(Data items)

----

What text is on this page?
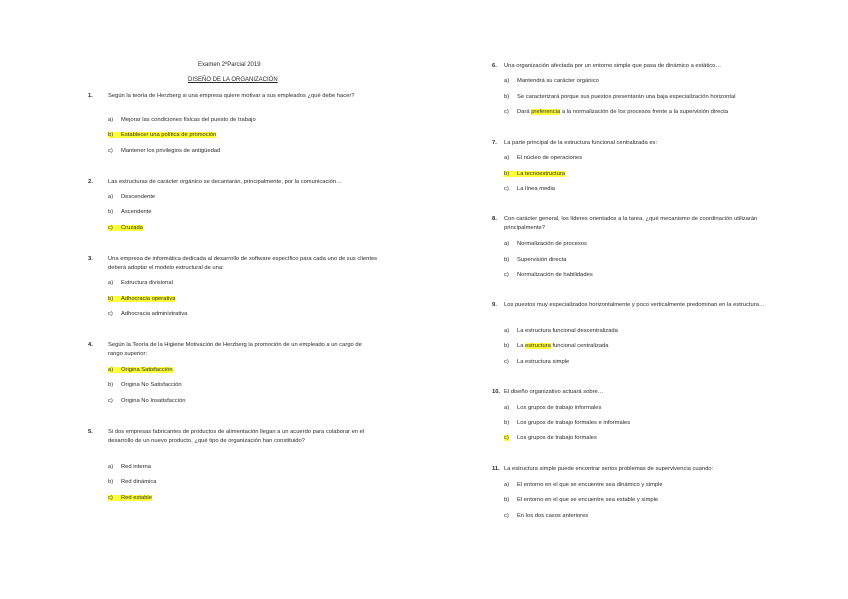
Examen 2ºParcial 2019
DISEÑO DE LA ORGANIZACIÓN
1.	Según la teoría de Herzberg si una empresa quiere motivar a sus empleados ¿qué debe hacer?
a) Mejorar las condiciones físicas del puesto de trabajo
b) Establecer una política de promoción
c) Mantener los privilegios de antigüedad
2.	Las estructuras de carácter orgánico se decantarán, principalmente, por la comunicación…
a) Descendente
b) Ascendente
c) Cruzada
3.	Una empresa de informática dedicada al desarrollo de software específico para cada uno de sus clientes deberá adoptar el modelo estructural de una:
a) Estructura divisional
b) Adhocracia operativa
c) Adhocracia administrativa
4.	Según la Teoría de la Higiene Motivación de Herzberg la promoción de un empleado a un cargo de rango superior:
a) Origina Satisfacción
b) Origina No Satisfacción
c) Origina No Insatisfacción
5.	Si dos empresas fabricantes de productos de alimentación llegan a un acuerdo para colaborar en el desarrollo de un nuevo producto, ¿qué tipo de organización han constituido?
a) Red interna
b) Red dinámica
c) Red estable
6. Una organización afectada por un entorno simple que pasa de dinámico a estático…
a) Mantendrá su carácter orgánico
b) Se caracterizará porque sus puestos presentarán una baja especialización horizontal
c) Dará preferencia a la normalización de los procesos frente a la supervisión directa
7. La parte principal de la estructura funcional centralizada es:
a) El núcleo de operaciones
b) La tecnoestructura
c) La línea media
8. Con carácter general, los líderes orientados a la tarea, ¿qué mecanismo de coordinación utilizarán principalmente?
a) Normalización de procesos
b) Supervisión directa
c) Normalización de habilidades
9. Los puestos muy especializados horizontalmente y poco verticalmente predominan en la estructura…
a) La estructura funcional descentralizada
b) La estructura funcional centralizada
c) La estructura simple
10. El diseño organizativo actuará sobre…
a) Los grupos de trabajo informales
b) Los grupos de trabajo formales e informales
c) Los grupos de trabajo formales
11. La estructura simple puede encontrar serios problemas de supervivencia cuando:
a) El entorno en el que se encuentre sea dinámico y simple
b) El entorno en el que se encuentre sea estable y simple
c) En los dos casos anteriores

----

* TO DO
Output, exactly, all the records above; include no pictures.

* ANSWER TO THE TASK
What text is on this page?
Examen 2ºParcial 2019
DISEÑO DE LA ORGANIZACIÓN
1.	Según la teoría de Herzberg si una empresa quiere motivar a sus empleados ¿qué debe hacer?
a) Mejorar las condiciones físicas del puesto de trabajo
b) Establecer una política de promoción
c) Mantener los privilegios de antigüedad
2.	Las estructuras de carácter orgánico se decantarán, principalmente, por la comunicación…
a) Descendente
b) Ascendente
c) Cruzada
3.	Una empresa de informática dedicada al desarrollo de software específico para cada uno de sus clientes deberá adoptar el modelo estructural de una:
a) Estructura divisional
b) Adhocracia operativa
c) Adhocracia administrativa
4.	Según la Teoría de la Higiene Motivación de Herzberg la promoción de un empleado a un cargo de rango superior:
a) Origina Satisfacción
b) Origina No Satisfacción
c) Origina No Insatisfacción
5.	Si dos empresas fabricantes de productos de alimentación llegan a un acuerdo para colaborar en el desarrollo de un nuevo producto, ¿qué tipo de organización han constituido?
a) Red interna
b) Red dinámica
c) Red estable
6. Una organización afectada por un entorno simple que pasa de dinámico a estático…
a) Mantendrá su carácter orgánico
b) Se caracterizará porque sus puestos presentarán una baja especialización horizontal
c) Dará preferencia a la normalización de los procesos frente a la supervisión directa
7. La parte principal de la estructura funcional centralizada es:
a) El núcleo de operaciones
b) La tecnoestructura
c) La línea media
8. Con carácter general, los líderes orientados a la tarea, ¿qué mecanismo de coordinación utilizarán principalmente?
a) Normalización de procesos
b) Supervisión directa
c) Normalización de habilidades
9. Los puestos muy especializados horizontalmente y poco verticalmente predominan en la estructura…
a) La estructura funcional descentralizada
b) La estructura funcional centralizada
c) La estructura simple
10. El diseño organizativo actuará sobre…
a) Los grupos de trabajo informales
b) Los grupos de trabajo formales e informales
c) Los grupos de trabajo formales
11. La estructura simple puede encontrar serios problemas de supervivencia cuando:
a) El entorno en el que se encuentre sea dinámico y simple
b) El entorno en el que se encuentre sea estable y simple
c) En los dos casos anteriores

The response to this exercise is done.